Exercise directions: In the entries below, count every line with the string "will". State the count and nothing else.
+===+
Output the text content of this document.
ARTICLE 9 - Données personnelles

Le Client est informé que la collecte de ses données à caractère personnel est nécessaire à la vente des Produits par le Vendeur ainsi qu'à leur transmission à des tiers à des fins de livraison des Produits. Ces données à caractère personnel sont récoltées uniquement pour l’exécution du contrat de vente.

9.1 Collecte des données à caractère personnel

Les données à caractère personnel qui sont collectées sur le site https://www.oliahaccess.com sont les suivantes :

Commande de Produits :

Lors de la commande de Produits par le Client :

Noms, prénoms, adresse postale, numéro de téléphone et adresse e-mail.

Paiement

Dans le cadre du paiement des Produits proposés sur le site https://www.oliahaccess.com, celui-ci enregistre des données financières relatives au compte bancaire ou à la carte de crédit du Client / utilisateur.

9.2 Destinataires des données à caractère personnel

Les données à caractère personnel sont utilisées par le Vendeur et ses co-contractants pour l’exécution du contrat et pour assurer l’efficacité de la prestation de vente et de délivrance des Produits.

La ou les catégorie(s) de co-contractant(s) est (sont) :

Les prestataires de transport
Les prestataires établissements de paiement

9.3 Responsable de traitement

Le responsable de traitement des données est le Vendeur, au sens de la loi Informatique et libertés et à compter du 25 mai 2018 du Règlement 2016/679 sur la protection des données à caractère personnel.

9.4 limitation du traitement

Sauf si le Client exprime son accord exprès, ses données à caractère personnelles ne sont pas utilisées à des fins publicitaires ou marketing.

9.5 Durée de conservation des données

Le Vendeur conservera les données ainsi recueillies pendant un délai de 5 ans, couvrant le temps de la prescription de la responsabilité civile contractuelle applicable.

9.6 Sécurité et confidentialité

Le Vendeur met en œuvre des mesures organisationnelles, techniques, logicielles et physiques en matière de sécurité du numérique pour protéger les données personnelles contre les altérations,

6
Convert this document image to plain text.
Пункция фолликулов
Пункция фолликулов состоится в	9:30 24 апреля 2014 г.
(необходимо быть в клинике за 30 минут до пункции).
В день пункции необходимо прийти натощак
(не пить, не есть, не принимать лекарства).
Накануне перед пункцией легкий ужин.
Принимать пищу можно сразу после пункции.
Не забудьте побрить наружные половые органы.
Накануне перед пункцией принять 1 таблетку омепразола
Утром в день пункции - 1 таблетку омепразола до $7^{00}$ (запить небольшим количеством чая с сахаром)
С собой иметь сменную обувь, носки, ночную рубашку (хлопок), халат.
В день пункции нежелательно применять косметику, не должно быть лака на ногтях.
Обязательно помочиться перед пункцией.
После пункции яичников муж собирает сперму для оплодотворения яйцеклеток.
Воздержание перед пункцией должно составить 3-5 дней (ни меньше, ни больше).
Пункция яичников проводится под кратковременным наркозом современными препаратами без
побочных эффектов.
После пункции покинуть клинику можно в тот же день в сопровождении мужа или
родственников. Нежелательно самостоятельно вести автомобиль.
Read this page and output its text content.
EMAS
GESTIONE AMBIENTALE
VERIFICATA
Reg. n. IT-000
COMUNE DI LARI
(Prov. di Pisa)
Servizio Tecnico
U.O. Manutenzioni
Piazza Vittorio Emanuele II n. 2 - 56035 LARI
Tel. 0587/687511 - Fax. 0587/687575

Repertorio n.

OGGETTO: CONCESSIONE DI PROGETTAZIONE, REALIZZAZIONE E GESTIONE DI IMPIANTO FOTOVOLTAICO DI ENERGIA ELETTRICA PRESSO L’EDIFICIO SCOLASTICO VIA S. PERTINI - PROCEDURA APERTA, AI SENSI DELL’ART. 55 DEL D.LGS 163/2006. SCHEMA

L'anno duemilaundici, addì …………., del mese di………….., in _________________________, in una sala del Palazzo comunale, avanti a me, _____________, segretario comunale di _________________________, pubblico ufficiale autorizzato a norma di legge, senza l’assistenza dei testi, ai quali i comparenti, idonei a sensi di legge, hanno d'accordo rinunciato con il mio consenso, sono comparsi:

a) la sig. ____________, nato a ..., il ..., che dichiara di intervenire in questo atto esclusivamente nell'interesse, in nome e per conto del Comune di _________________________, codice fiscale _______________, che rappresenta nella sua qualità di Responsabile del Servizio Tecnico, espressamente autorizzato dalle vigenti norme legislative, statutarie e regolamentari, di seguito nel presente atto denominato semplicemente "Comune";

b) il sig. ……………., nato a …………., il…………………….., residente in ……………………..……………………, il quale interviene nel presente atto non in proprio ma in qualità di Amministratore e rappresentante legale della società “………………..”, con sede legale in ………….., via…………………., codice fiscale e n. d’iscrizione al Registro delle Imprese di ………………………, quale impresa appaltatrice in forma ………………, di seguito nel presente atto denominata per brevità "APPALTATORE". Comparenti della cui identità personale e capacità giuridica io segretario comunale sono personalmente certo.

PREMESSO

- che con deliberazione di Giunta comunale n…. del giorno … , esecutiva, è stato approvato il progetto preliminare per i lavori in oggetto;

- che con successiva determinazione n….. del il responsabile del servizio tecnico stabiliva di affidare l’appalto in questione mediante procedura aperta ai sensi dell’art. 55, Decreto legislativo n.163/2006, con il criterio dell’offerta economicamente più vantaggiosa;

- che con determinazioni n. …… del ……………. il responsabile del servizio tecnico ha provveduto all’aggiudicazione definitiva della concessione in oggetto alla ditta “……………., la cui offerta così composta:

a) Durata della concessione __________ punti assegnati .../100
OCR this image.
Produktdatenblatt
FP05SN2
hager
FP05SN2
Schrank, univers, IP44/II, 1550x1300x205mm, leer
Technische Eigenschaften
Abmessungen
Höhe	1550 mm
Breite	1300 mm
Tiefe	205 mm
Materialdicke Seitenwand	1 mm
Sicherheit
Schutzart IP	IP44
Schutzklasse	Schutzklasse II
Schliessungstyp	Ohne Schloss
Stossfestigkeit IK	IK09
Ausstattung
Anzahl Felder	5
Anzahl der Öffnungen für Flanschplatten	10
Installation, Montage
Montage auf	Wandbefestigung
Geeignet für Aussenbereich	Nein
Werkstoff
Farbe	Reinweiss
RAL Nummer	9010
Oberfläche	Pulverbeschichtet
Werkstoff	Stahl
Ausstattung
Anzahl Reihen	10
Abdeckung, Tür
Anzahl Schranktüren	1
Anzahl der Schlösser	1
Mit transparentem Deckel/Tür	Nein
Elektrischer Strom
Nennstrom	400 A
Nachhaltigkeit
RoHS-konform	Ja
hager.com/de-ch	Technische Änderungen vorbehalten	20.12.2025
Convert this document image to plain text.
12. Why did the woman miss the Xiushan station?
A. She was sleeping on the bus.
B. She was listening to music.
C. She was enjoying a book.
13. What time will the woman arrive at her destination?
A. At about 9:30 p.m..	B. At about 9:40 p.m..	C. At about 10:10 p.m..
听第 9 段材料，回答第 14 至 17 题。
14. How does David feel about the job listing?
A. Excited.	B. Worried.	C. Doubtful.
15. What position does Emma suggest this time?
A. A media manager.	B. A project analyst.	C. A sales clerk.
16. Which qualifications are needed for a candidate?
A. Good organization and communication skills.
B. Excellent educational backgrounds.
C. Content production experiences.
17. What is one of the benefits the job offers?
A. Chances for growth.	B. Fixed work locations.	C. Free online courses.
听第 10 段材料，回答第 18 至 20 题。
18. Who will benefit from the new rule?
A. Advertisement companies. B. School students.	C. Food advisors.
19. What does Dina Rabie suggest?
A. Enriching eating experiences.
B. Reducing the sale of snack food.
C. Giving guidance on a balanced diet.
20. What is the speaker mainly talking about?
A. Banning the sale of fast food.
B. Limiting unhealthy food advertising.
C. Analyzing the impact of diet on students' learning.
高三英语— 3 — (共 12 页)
+===+
Problem solution: 2